▸ **WHAT YOU NEED TO DO**
What is the number of lines in the data holding the word "wyboru"? Give that number by itself.

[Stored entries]

# # # # # # #

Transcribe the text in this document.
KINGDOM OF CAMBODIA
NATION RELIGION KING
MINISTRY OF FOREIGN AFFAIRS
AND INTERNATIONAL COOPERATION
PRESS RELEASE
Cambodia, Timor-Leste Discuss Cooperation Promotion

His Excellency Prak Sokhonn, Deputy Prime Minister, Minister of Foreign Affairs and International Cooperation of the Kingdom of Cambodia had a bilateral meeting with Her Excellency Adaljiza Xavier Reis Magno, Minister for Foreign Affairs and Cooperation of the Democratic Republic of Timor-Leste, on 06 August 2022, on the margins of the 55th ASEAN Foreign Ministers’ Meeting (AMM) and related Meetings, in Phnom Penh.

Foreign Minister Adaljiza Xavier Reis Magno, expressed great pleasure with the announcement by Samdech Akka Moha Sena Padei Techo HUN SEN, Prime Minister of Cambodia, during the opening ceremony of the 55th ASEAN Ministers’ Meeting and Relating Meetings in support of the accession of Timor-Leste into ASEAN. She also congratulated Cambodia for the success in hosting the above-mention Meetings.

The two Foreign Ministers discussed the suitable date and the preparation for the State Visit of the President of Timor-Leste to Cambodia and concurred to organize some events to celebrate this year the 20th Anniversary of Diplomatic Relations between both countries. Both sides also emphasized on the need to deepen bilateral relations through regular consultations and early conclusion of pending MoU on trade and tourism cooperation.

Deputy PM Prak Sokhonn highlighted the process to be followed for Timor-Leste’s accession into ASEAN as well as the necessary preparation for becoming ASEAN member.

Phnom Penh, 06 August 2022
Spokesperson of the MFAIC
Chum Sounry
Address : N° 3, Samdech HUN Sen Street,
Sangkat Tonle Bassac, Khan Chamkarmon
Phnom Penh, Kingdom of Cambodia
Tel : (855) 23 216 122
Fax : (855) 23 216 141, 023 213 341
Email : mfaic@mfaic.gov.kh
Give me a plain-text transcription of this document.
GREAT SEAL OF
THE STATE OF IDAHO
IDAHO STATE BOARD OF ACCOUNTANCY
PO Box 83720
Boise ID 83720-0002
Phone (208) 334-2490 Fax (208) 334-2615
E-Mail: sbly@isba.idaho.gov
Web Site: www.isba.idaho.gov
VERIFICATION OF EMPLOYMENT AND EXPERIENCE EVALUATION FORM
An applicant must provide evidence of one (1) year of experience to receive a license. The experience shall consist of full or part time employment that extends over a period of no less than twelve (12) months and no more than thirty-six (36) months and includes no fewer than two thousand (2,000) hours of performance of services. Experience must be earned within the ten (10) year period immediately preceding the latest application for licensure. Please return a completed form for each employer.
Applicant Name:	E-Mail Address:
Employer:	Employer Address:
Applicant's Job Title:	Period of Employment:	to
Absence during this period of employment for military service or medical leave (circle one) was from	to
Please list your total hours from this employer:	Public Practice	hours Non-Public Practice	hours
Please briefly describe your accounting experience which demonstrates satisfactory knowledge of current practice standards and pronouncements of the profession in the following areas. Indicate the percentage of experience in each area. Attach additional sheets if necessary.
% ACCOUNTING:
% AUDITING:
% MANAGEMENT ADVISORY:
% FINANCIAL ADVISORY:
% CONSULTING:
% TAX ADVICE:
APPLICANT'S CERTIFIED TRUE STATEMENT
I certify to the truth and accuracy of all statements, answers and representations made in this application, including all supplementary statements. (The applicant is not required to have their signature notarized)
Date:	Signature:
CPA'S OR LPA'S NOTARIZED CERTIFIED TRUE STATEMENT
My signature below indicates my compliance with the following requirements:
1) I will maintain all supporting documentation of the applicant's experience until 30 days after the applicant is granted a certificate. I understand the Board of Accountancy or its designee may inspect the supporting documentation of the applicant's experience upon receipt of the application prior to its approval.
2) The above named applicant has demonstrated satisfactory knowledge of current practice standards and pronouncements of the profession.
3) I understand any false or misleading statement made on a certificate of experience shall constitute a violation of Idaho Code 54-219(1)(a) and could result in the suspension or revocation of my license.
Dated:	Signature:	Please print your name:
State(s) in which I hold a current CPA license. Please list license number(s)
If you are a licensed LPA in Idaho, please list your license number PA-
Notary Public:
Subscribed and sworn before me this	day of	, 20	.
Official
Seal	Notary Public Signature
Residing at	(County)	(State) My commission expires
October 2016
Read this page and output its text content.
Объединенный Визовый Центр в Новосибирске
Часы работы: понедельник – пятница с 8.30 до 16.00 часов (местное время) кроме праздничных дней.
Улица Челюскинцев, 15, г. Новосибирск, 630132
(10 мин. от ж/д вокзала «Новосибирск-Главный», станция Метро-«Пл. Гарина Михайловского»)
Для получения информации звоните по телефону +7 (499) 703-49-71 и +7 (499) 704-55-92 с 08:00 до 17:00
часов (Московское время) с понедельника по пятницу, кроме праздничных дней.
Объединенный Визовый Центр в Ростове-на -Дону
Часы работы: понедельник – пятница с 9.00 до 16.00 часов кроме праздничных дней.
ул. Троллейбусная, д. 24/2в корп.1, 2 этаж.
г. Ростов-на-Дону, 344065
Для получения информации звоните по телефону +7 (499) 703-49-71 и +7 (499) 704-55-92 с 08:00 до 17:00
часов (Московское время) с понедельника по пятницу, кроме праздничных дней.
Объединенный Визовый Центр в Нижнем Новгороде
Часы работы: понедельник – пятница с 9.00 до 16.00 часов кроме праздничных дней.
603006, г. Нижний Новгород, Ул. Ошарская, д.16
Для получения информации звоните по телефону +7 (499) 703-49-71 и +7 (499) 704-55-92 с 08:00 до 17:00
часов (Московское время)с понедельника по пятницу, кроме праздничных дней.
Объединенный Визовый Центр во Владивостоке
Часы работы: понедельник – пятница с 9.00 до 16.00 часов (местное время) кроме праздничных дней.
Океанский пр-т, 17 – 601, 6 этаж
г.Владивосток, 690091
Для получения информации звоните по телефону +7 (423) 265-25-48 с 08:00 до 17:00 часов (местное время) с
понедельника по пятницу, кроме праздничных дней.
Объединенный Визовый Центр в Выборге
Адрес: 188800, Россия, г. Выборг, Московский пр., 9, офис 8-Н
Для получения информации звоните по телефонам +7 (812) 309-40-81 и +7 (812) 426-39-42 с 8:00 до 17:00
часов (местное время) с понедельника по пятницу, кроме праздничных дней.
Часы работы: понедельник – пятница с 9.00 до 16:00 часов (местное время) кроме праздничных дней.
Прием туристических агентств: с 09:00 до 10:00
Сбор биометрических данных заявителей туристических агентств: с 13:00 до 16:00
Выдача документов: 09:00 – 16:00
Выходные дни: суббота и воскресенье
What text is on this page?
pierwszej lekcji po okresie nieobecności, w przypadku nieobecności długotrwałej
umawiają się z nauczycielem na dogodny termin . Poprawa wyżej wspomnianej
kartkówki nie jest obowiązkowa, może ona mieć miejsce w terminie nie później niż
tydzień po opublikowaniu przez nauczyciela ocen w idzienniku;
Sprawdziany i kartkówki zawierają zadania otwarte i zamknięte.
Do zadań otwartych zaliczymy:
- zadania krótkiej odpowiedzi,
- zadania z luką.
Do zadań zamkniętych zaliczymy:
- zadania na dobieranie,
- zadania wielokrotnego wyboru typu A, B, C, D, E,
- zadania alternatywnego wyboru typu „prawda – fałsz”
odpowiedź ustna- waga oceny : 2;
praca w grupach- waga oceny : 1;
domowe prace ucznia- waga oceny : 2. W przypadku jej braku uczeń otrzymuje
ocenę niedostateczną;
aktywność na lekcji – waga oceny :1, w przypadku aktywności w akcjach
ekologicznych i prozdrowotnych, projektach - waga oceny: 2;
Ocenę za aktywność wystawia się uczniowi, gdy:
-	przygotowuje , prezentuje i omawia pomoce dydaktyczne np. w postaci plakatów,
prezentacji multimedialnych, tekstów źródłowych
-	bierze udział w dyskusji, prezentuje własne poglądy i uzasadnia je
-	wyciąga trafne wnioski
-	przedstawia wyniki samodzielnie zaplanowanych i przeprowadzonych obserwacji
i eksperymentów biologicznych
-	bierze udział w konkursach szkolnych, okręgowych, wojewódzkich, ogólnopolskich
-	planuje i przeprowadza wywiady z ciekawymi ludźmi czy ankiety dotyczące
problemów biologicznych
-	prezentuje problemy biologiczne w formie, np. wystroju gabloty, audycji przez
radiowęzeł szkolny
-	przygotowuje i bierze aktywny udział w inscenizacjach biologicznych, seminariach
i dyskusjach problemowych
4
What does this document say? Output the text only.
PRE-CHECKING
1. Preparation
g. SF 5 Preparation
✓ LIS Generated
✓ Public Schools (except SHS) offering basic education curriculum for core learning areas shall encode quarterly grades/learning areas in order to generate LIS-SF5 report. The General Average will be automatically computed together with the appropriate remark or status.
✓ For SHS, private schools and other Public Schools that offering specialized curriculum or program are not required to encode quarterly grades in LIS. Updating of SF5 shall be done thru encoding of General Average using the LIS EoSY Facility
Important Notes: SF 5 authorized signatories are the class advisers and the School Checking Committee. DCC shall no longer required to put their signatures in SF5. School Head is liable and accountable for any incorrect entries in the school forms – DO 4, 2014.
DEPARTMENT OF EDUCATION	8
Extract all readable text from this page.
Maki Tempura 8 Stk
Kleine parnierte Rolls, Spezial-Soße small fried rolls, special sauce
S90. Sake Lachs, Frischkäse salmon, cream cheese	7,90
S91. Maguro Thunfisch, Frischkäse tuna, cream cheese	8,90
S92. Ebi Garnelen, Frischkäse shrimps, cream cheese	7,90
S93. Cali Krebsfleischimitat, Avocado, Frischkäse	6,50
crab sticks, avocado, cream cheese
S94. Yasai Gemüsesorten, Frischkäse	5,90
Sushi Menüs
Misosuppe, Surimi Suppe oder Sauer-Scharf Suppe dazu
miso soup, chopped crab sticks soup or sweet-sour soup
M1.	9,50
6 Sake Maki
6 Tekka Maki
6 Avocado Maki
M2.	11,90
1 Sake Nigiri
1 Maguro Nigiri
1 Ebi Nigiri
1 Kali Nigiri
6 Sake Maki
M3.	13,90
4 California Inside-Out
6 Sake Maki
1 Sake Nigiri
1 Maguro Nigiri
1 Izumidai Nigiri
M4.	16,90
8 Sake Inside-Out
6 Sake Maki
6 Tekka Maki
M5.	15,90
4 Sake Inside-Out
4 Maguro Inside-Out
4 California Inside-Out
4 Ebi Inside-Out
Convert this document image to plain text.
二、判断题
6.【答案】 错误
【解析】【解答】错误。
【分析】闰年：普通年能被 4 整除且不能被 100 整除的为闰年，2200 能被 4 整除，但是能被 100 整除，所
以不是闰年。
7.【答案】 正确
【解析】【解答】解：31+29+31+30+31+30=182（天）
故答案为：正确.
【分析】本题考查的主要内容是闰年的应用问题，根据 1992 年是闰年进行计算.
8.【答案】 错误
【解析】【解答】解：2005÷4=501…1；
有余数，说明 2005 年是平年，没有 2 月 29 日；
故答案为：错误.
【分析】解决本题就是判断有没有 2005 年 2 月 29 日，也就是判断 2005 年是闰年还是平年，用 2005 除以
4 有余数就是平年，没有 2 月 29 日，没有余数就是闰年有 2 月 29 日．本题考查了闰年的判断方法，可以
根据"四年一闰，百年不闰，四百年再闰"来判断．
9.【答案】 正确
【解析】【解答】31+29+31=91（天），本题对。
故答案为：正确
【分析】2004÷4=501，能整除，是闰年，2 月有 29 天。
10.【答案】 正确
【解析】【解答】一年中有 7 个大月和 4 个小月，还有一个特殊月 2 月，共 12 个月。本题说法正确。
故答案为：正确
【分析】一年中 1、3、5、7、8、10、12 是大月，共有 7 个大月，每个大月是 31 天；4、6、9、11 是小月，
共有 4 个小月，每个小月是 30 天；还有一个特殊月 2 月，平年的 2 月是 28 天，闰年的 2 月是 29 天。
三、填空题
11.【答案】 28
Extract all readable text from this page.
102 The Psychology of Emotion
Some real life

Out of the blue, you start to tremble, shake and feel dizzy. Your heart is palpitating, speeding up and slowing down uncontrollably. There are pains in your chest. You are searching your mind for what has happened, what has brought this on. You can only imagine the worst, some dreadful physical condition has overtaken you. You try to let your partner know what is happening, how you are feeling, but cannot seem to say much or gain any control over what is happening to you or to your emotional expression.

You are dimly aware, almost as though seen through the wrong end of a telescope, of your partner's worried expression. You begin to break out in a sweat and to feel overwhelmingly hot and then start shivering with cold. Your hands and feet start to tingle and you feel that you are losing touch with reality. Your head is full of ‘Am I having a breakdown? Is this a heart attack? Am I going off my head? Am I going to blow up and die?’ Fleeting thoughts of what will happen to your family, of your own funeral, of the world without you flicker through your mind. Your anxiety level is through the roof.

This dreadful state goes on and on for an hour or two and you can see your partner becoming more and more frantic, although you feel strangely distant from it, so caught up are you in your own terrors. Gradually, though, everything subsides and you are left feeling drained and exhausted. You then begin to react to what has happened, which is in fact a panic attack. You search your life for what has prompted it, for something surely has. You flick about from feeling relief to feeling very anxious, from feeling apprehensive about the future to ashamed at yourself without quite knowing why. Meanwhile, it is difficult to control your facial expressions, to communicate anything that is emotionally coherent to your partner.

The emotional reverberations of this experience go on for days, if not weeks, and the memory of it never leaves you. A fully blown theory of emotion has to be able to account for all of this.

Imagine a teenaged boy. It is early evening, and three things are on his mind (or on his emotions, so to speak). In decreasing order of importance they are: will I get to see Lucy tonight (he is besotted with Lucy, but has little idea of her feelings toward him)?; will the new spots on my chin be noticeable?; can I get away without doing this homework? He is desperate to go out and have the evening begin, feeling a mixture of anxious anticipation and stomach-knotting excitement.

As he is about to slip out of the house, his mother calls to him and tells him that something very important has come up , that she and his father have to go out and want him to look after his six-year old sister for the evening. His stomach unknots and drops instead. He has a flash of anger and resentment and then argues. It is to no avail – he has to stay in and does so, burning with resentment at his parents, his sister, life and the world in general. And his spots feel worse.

# # # # # # #

▸ **RESPONSE**
2